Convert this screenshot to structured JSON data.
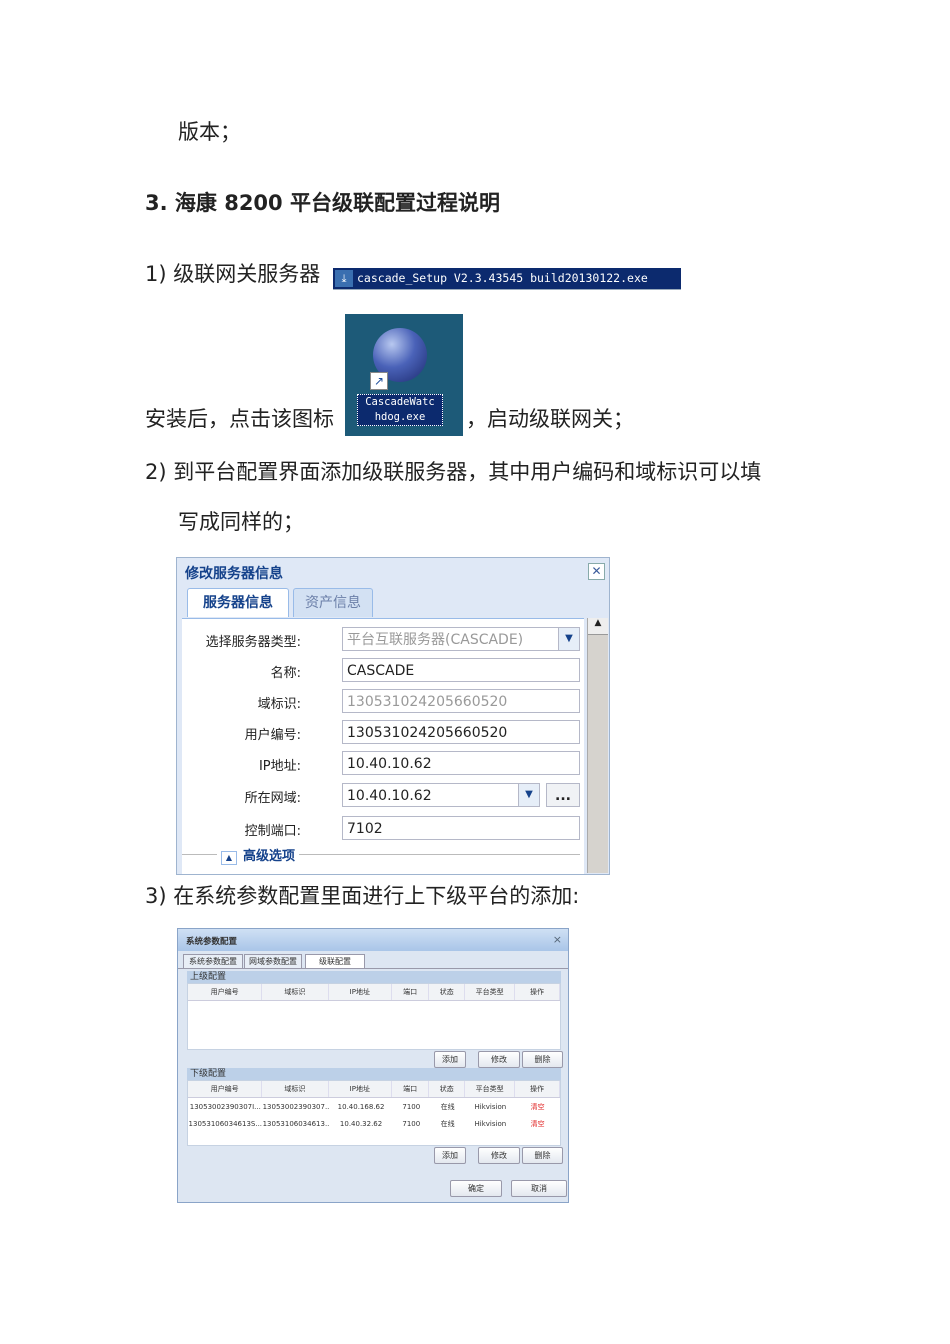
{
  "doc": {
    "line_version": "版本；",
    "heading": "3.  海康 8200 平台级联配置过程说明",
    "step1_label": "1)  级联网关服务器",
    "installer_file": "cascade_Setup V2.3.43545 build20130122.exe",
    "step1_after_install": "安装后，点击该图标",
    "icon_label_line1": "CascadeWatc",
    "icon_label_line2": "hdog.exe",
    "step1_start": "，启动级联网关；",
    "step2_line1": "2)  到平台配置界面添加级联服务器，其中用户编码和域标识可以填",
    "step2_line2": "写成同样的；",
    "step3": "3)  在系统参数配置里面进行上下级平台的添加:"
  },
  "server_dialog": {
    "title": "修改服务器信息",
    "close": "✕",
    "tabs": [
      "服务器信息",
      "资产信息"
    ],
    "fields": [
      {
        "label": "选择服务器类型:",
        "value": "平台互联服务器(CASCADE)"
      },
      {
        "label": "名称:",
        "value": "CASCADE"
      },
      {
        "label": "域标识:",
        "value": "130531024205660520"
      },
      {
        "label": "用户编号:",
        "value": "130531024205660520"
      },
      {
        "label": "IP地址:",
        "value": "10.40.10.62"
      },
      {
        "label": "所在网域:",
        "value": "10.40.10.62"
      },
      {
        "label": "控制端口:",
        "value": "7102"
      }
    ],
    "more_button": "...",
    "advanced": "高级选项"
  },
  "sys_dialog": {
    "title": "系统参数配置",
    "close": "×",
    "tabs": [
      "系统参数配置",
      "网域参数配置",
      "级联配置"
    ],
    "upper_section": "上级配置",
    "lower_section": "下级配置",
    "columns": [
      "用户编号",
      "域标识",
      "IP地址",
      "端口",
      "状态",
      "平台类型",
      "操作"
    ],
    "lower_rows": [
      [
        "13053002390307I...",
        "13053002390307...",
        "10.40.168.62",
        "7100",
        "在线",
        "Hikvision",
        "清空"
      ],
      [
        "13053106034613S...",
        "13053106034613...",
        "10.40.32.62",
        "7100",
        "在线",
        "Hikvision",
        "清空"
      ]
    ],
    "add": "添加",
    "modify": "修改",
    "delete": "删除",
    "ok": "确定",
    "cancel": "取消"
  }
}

++++++++++++++++++++

Stated goal: Reproduce the material above verbatim; omit every picture.

Solution:
Convert this screenshot to structured JSON data.
{
  "doc": {
    "line_version": "版本；",
    "heading": "3.  海康 8200 平台级联配置过程说明",
    "step1_label": "1)  级联网关服务器",
    "installer_file": "cascade_Setup V2.3.43545 build20130122.exe",
    "step1_after_install": "安装后，点击该图标",
    "icon_label_line1": "CascadeWatc",
    "icon_label_line2": "hdog.exe",
    "step1_start": "，启动级联网关；",
    "step2_line1": "2)  到平台配置界面添加级联服务器，其中用户编码和域标识可以填",
    "step2_line2": "写成同样的；",
    "step3": "3)  在系统参数配置里面进行上下级平台的添加:"
  },
  "server_dialog": {
    "title": "修改服务器信息",
    "close": "✕",
    "tabs": [
      "服务器信息",
      "资产信息"
    ],
    "fields": [
      {
        "label": "选择服务器类型:",
        "value": "平台互联服务器(CASCADE)"
      },
      {
        "label": "名称:",
        "value": "CASCADE"
      },
      {
        "label": "域标识:",
        "value": "130531024205660520"
      },
      {
        "label": "用户编号:",
        "value": "130531024205660520"
      },
      {
        "label": "IP地址:",
        "value": "10.40.10.62"
      },
      {
        "label": "所在网域:",
        "value": "10.40.10.62"
      },
      {
        "label": "控制端口:",
        "value": "7102"
      }
    ],
    "more_button": "...",
    "advanced": "高级选项"
  },
  "sys_dialog": {
    "title": "系统参数配置",
    "close": "×",
    "tabs": [
      "系统参数配置",
      "网域参数配置",
      "级联配置"
    ],
    "upper_section": "上级配置",
    "lower_section": "下级配置",
    "columns": [
      "用户编号",
      "域标识",
      "IP地址",
      "端口",
      "状态",
      "平台类型",
      "操作"
    ],
    "lower_rows": [
      [
        "13053002390307I...",
        "13053002390307...",
        "10.40.168.62",
        "7100",
        "在线",
        "Hikvision",
        "清空"
      ],
      [
        "13053106034613S...",
        "13053106034613...",
        "10.40.32.62",
        "7100",
        "在线",
        "Hikvision",
        "清空"
      ]
    ],
    "add": "添加",
    "modify": "修改",
    "delete": "删除",
    "ok": "确定",
    "cancel": "取消"
  }
}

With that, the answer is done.